[Required task] Extract the data exactly, missing nothing.

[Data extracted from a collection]
════════

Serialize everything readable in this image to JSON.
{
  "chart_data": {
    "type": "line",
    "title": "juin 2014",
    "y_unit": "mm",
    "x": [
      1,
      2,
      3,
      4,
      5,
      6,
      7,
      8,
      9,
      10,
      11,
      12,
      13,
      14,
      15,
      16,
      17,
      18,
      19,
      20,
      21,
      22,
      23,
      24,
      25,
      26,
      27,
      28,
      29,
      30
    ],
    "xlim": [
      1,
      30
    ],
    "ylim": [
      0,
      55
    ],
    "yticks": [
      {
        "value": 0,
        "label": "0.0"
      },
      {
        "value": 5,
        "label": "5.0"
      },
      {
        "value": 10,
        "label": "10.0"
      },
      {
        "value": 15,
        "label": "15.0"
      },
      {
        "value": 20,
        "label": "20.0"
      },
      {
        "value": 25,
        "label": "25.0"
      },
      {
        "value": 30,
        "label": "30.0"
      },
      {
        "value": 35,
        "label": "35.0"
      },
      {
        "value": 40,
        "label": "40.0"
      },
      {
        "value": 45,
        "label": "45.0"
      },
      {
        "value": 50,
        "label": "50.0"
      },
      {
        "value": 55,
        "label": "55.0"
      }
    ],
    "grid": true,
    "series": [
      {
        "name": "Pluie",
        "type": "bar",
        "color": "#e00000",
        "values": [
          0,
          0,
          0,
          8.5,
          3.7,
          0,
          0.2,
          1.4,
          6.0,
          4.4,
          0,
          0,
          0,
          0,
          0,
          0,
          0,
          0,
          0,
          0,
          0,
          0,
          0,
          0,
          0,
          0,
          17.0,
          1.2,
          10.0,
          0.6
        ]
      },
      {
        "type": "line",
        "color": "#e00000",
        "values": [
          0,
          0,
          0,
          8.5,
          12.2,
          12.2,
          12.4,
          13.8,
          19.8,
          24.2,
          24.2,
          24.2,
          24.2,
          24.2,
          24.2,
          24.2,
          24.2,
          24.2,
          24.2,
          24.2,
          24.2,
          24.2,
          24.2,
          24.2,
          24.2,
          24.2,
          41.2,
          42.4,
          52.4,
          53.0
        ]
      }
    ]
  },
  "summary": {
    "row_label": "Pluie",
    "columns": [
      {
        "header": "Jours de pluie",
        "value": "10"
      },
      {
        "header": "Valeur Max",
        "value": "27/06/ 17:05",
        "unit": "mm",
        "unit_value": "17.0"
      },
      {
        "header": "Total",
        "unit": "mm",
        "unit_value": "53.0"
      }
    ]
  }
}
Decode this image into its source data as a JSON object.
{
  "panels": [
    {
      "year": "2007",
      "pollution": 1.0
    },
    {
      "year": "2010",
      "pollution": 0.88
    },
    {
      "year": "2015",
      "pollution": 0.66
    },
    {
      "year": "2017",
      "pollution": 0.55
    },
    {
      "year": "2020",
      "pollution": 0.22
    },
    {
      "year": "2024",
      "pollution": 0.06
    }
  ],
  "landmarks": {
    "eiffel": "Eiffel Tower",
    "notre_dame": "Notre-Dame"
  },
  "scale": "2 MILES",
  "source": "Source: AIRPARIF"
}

════════

[Solution below]
Serialize everything readable in this image to JSON.
{
  "chart_data": {
    "type": "line",
    "title": "juin 2014",
    "y_unit": "mm",
    "x": [
      1,
      2,
      3,
      4,
      5,
      6,
      7,
      8,
      9,
      10,
      11,
      12,
      13,
      14,
      15,
      16,
      17,
      18,
      19,
      20,
      21,
      22,
      23,
      24,
      25,
      26,
      27,
      28,
      29,
      30
    ],
    "xlim": [
      1,
      30
    ],
    "ylim": [
      0,
      55
    ],
    "yticks": [
      {
        "value": 0,
        "label": "0.0"
      },
      {
        "value": 5,
        "label": "5.0"
      },
      {
        "value": 10,
        "label": "10.0"
      },
      {
        "value": 15,
        "label": "15.0"
      },
      {
        "value": 20,
        "label": "20.0"
      },
      {
        "value": 25,
        "label": "25.0"
      },
      {
        "value": 30,
        "label": "30.0"
      },
      {
        "value": 35,
        "label": "35.0"
      },
      {
        "value": 40,
        "label": "40.0"
      },
      {
        "value": 45,
        "label": "45.0"
      },
      {
        "value": 50,
        "label": "50.0"
      },
      {
        "value": 55,
        "label": "55.0"
      }
    ],
    "grid": true,
    "series": [
      {
        "name": "Pluie",
        "type": "bar",
        "color": "#e00000",
        "values": [
          0,
          0,
          0,
          8.5,
          3.7,
          0,
          0.2,
          1.4,
          6.0,
          4.4,
          0,
          0,
          0,
          0,
          0,
          0,
          0,
          0,
          0,
          0,
          0,
          0,
          0,
          0,
          0,
          0,
          17.0,
          1.2,
          10.0,
          0.6
        ]
      },
      {
        "type": "line",
        "color": "#e00000",
        "values": [
          0,
          0,
          0,
          8.5,
          12.2,
          12.2,
          12.4,
          13.8,
          19.8,
          24.2,
          24.2,
          24.2,
          24.2,
          24.2,
          24.2,
          24.2,
          24.2,
          24.2,
          24.2,
          24.2,
          24.2,
          24.2,
          24.2,
          24.2,
          24.2,
          24.2,
          41.2,
          42.4,
          52.4,
          53.0
        ]
      }
    ]
  },
  "summary": {
    "row_label": "Pluie",
    "columns": [
      {
        "header": "Jours de pluie",
        "value": "10"
      },
      {
        "header": "Valeur Max",
        "value": "27/06/ 17:05",
        "unit": "mm",
        "unit_value": "17.0"
      },
      {
        "header": "Total",
        "unit": "mm",
        "unit_value": "53.0"
      }
    ]
  }
}
Decode this image into its source data as a JSON object.
{
  "panels": [
    {
      "year": "2007",
      "pollution": 1.0
    },
    {
      "year": "2010",
      "pollution": 0.88
    },
    {
      "year": "2015",
      "pollution": 0.66
    },
    {
      "year": "2017",
      "pollution": 0.55
    },
    {
      "year": "2020",
      "pollution": 0.22
    },
    {
      "year": "2024",
      "pollution": 0.06
    }
  ],
  "landmarks": {
    "eiffel": "Eiffel Tower",
    "notre_dame": "Notre-Dame"
  },
  "scale": "2 MILES",
  "source": "Source: AIRPARIF"
}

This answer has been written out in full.